# Problem to work on:
Give every entry again, word for word and in full.

# Exercise material:

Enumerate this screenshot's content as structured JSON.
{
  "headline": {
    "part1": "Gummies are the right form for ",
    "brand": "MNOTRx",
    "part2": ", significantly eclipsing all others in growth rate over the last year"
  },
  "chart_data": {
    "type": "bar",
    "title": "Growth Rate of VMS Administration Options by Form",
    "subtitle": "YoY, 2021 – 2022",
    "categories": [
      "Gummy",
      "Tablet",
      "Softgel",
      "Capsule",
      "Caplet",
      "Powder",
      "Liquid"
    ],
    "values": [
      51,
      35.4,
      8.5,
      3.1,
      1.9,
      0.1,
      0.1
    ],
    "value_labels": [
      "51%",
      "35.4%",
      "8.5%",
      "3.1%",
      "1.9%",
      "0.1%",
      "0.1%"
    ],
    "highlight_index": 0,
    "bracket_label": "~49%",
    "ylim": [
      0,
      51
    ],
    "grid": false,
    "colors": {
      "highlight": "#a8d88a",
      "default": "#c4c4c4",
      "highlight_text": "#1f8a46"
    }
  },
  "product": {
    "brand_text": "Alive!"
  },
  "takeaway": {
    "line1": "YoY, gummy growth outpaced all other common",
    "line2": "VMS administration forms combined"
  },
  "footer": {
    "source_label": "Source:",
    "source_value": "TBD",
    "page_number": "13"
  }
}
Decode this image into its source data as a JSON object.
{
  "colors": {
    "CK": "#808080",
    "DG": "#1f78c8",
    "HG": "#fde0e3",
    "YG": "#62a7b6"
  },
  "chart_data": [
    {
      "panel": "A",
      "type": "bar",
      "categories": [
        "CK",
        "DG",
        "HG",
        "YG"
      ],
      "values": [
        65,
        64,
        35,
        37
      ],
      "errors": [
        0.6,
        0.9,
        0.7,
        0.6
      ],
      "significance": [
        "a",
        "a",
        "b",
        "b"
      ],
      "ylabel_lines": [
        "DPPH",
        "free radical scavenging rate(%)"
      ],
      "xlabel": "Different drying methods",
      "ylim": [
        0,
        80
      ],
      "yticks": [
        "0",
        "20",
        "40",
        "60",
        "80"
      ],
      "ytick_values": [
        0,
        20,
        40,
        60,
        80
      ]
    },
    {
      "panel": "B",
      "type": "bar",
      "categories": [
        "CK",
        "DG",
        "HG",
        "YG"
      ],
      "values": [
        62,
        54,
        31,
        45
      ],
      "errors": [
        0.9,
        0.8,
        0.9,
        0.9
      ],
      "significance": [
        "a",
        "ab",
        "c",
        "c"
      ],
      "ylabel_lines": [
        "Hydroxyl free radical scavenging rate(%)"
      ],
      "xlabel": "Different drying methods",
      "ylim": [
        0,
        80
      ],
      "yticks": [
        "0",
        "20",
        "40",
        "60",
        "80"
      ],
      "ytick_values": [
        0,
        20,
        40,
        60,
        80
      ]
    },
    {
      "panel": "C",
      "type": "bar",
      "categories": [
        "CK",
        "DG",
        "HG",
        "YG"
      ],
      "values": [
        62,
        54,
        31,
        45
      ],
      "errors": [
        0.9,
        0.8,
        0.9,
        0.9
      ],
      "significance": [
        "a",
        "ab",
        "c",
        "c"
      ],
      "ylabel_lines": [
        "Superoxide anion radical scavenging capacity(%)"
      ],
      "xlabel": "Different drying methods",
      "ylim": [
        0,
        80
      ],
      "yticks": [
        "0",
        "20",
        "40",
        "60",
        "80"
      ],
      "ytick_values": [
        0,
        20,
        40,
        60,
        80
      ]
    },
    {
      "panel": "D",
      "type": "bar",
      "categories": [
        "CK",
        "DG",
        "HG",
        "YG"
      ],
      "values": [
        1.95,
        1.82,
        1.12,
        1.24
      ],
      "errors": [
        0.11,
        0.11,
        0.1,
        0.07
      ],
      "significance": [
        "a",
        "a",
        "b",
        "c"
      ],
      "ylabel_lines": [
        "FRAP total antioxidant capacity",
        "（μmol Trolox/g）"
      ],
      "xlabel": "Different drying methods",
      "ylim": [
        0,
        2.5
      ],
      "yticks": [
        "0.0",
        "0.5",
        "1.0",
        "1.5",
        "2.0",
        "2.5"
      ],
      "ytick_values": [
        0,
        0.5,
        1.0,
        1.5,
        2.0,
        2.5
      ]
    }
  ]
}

# Result:
Enumerate this screenshot's content as structured JSON.
{
  "headline": {
    "part1": "Gummies are the right form for ",
    "brand": "MNOTRx",
    "part2": ", significantly eclipsing all others in growth rate over the last year"
  },
  "chart_data": {
    "type": "bar",
    "title": "Growth Rate of VMS Administration Options by Form",
    "subtitle": "YoY, 2021 – 2022",
    "categories": [
      "Gummy",
      "Tablet",
      "Softgel",
      "Capsule",
      "Caplet",
      "Powder",
      "Liquid"
    ],
    "values": [
      51,
      35.4,
      8.5,
      3.1,
      1.9,
      0.1,
      0.1
    ],
    "value_labels": [
      "51%",
      "35.4%",
      "8.5%",
      "3.1%",
      "1.9%",
      "0.1%",
      "0.1%"
    ],
    "highlight_index": 0,
    "bracket_label": "~49%",
    "ylim": [
      0,
      51
    ],
    "grid": false,
    "colors": {
      "highlight": "#a8d88a",
      "default": "#c4c4c4",
      "highlight_text": "#1f8a46"
    }
  },
  "product": {
    "brand_text": "Alive!"
  },
  "takeaway": {
    "line1": "YoY, gummy growth outpaced all other common",
    "line2": "VMS administration forms combined"
  },
  "footer": {
    "source_label": "Source:",
    "source_value": "TBD",
    "page_number": "13"
  }
}
Decode this image into its source data as a JSON object.
{
  "colors": {
    "CK": "#808080",
    "DG": "#1f78c8",
    "HG": "#fde0e3",
    "YG": "#62a7b6"
  },
  "chart_data": [
    {
      "panel": "A",
      "type": "bar",
      "categories": [
        "CK",
        "DG",
        "HG",
        "YG"
      ],
      "values": [
        65,
        64,
        35,
        37
      ],
      "errors": [
        0.6,
        0.9,
        0.7,
        0.6
      ],
      "significance": [
        "a",
        "a",
        "b",
        "b"
      ],
      "ylabel_lines": [
        "DPPH",
        "free radical scavenging rate(%)"
      ],
      "xlabel": "Different drying methods",
      "ylim": [
        0,
        80
      ],
      "yticks": [
        "0",
        "20",
        "40",
        "60",
        "80"
      ],
      "ytick_values": [
        0,
        20,
        40,
        60,
        80
      ]
    },
    {
      "panel": "B",
      "type": "bar",
      "categories": [
        "CK",
        "DG",
        "HG",
        "YG"
      ],
      "values": [
        62,
        54,
        31,
        45
      ],
      "errors": [
        0.9,
        0.8,
        0.9,
        0.9
      ],
      "significance": [
        "a",
        "ab",
        "c",
        "c"
      ],
      "ylabel_lines": [
        "Hydroxyl free radical scavenging rate(%)"
      ],
      "xlabel": "Different drying methods",
      "ylim": [
        0,
        80
      ],
      "yticks": [
        "0",
        "20",
        "40",
        "60",
        "80"
      ],
      "ytick_values": [
        0,
        20,
        40,
        60,
        80
      ]
    },
    {
      "panel": "C",
      "type": "bar",
      "categories": [
        "CK",
        "DG",
        "HG",
        "YG"
      ],
      "values": [
        62,
        54,
        31,
        45
      ],
      "errors": [
        0.9,
        0.8,
        0.9,
        0.9
      ],
      "significance": [
        "a",
        "ab",
        "c",
        "c"
      ],
      "ylabel_lines": [
        "Superoxide anion radical scavenging capacity(%)"
      ],
      "xlabel": "Different drying methods",
      "ylim": [
        0,
        80
      ],
      "yticks": [
        "0",
        "20",
        "40",
        "60",
        "80"
      ],
      "ytick_values": [
        0,
        20,
        40,
        60,
        80
      ]
    },
    {
      "panel": "D",
      "type": "bar",
      "categories": [
        "CK",
        "DG",
        "HG",
        "YG"
      ],
      "values": [
        1.95,
        1.82,
        1.12,
        1.24
      ],
      "errors": [
        0.11,
        0.11,
        0.1,
        0.07
      ],
      "significance": [
        "a",
        "a",
        "b",
        "c"
      ],
      "ylabel_lines": [
        "FRAP total antioxidant capacity",
        "（μmol Trolox/g）"
      ],
      "xlabel": "Different drying methods",
      "ylim": [
        0,
        2.5
      ],
      "yticks": [
        "0.0",
        "0.5",
        "1.0",
        "1.5",
        "2.0",
        "2.5"
      ],
      "ytick_values": [
        0,
        0.5,
        1.0,
        1.5,
        2.0,
        2.5
      ]
    }
  ]
}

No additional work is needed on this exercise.